[start The data]

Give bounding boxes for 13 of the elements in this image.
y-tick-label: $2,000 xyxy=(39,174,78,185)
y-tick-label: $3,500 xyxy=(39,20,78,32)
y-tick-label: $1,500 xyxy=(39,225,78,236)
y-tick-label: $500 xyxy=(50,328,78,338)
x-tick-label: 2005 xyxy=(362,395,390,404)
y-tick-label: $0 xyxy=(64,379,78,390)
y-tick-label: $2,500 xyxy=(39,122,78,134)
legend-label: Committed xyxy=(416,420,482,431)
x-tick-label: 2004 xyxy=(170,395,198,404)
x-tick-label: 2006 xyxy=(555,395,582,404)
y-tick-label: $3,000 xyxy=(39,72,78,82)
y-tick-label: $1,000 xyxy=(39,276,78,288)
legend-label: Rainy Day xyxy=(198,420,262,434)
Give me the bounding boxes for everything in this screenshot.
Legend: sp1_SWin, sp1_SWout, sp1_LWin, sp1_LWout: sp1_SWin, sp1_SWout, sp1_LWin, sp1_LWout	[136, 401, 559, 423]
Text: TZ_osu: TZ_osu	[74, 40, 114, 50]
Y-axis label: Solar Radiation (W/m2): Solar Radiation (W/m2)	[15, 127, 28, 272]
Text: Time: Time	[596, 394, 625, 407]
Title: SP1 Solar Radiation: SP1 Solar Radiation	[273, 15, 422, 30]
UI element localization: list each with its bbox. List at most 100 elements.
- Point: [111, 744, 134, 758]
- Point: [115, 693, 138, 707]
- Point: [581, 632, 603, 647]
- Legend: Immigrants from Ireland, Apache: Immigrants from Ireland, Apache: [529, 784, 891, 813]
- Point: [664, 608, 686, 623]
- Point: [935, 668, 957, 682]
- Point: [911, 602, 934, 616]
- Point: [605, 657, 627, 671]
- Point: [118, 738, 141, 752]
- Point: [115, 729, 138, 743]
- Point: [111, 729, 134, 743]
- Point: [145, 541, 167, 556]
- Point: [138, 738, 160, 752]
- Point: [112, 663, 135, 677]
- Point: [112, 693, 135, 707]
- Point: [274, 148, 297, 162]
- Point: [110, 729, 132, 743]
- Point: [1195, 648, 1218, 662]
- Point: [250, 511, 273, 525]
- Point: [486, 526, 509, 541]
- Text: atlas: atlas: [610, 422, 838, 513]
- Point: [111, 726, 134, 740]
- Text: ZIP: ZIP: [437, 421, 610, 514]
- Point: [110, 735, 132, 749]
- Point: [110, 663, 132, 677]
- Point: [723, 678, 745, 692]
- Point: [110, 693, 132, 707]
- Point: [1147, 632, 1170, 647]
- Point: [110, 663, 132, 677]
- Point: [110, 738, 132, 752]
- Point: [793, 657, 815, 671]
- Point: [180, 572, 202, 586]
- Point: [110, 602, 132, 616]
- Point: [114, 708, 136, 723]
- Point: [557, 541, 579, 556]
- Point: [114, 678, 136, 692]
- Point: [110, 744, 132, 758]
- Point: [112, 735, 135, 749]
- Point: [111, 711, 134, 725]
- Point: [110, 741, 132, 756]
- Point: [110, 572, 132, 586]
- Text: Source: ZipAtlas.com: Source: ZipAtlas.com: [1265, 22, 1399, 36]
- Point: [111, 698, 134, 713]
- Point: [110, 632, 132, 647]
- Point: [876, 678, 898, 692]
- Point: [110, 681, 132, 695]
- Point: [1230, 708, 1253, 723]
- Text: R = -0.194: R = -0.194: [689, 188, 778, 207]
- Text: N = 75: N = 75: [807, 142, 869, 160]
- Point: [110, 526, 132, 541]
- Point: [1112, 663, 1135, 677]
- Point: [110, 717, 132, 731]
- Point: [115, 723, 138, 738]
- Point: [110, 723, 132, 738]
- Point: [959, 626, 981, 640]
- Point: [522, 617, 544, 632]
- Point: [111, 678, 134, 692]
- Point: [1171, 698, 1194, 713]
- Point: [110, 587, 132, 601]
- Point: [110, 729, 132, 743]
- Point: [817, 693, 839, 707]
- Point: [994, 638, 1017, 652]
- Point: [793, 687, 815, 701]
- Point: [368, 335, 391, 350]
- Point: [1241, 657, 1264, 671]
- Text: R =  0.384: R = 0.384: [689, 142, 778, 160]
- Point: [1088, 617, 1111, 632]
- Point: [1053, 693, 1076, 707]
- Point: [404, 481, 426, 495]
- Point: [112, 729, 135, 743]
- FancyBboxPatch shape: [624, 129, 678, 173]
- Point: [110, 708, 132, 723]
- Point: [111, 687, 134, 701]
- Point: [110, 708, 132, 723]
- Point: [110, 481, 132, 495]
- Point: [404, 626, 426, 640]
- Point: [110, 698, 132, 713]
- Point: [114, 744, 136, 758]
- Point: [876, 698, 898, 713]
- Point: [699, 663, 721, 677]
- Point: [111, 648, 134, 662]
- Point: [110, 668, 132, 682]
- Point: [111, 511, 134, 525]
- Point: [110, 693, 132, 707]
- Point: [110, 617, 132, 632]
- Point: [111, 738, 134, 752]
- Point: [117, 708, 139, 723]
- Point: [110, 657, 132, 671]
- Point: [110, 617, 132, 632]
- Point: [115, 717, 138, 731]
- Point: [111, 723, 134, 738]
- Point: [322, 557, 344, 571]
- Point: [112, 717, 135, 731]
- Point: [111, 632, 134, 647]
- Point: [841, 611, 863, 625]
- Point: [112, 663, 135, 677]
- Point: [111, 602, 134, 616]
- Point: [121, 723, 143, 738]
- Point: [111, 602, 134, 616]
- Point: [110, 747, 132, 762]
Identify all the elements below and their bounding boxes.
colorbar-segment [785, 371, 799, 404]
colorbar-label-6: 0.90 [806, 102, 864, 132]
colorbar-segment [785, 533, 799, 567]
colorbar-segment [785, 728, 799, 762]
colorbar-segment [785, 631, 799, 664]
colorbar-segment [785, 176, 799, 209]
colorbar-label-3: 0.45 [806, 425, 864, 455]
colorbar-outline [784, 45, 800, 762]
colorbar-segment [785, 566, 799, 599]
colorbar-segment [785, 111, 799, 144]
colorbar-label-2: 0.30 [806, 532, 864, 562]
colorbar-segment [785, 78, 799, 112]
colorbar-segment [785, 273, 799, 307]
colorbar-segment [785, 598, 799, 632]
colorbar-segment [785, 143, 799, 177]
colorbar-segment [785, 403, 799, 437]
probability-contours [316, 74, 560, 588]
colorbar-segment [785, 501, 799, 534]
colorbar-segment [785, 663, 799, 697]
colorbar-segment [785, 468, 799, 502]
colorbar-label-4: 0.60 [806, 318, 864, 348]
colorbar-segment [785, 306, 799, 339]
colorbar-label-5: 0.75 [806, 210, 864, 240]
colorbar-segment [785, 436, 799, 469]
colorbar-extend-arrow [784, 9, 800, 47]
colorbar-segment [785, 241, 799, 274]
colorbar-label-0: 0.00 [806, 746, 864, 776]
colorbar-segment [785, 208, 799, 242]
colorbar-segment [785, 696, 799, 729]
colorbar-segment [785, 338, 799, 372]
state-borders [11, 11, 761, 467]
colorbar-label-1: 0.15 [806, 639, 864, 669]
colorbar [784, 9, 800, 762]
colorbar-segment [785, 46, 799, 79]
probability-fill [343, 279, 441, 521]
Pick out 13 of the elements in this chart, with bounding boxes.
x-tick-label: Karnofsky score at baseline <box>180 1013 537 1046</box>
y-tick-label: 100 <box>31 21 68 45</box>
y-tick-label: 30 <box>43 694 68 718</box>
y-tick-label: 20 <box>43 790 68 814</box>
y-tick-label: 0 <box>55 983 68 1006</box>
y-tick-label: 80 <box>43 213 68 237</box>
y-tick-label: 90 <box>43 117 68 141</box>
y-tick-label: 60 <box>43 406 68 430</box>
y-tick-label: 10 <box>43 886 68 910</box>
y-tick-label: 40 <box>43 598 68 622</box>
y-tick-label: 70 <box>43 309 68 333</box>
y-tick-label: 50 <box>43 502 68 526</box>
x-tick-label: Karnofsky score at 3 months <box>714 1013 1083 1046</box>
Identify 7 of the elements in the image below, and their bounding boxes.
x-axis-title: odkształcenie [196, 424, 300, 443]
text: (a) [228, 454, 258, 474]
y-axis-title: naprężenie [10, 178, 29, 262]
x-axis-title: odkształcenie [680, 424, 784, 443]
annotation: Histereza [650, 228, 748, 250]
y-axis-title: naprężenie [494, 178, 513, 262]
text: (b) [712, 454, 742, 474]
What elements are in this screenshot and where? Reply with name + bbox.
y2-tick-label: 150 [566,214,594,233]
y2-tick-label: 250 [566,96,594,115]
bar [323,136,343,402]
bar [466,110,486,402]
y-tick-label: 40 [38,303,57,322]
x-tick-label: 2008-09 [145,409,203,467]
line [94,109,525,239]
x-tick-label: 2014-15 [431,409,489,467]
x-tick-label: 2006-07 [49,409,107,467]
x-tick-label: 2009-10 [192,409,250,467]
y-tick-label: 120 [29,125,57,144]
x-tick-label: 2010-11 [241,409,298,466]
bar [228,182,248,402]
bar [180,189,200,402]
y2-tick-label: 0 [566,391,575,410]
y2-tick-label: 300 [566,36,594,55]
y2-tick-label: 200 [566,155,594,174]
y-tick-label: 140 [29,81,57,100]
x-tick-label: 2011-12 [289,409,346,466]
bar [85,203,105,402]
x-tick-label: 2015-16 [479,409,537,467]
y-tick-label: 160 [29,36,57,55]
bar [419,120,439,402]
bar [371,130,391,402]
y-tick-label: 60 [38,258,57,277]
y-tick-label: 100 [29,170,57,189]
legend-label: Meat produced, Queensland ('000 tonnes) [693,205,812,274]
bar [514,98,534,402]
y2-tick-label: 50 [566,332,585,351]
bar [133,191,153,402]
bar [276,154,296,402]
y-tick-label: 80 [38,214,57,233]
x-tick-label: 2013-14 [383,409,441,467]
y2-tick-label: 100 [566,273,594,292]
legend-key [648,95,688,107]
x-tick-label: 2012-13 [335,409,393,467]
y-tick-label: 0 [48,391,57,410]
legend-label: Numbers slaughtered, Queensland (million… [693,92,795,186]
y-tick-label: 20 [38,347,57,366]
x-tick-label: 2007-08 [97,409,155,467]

[end The data]

Task: Transcribe the entries line for line, beginning with the first line and stopping after the line that contains "y-tick-label: $1,000 xyxy=(39,276,78,288)".

Solution below:
Give bounding boxes for 13 of the elements in this image.
y-tick-label: $2,000 xyxy=(39,174,78,185)
y-tick-label: $3,500 xyxy=(39,20,78,32)
y-tick-label: $1,500 xyxy=(39,225,78,236)
y-tick-label: $500 xyxy=(50,328,78,338)
x-tick-label: 2005 xyxy=(362,395,390,404)
y-tick-label: $0 xyxy=(64,379,78,390)
y-tick-label: $2,500 xyxy=(39,122,78,134)
legend-label: Committed xyxy=(416,420,482,431)
x-tick-label: 2004 xyxy=(170,395,198,404)
x-tick-label: 2006 xyxy=(555,395,582,404)
y-tick-label: $3,000 xyxy=(39,72,78,82)
y-tick-label: $1,000 xyxy=(39,276,78,288)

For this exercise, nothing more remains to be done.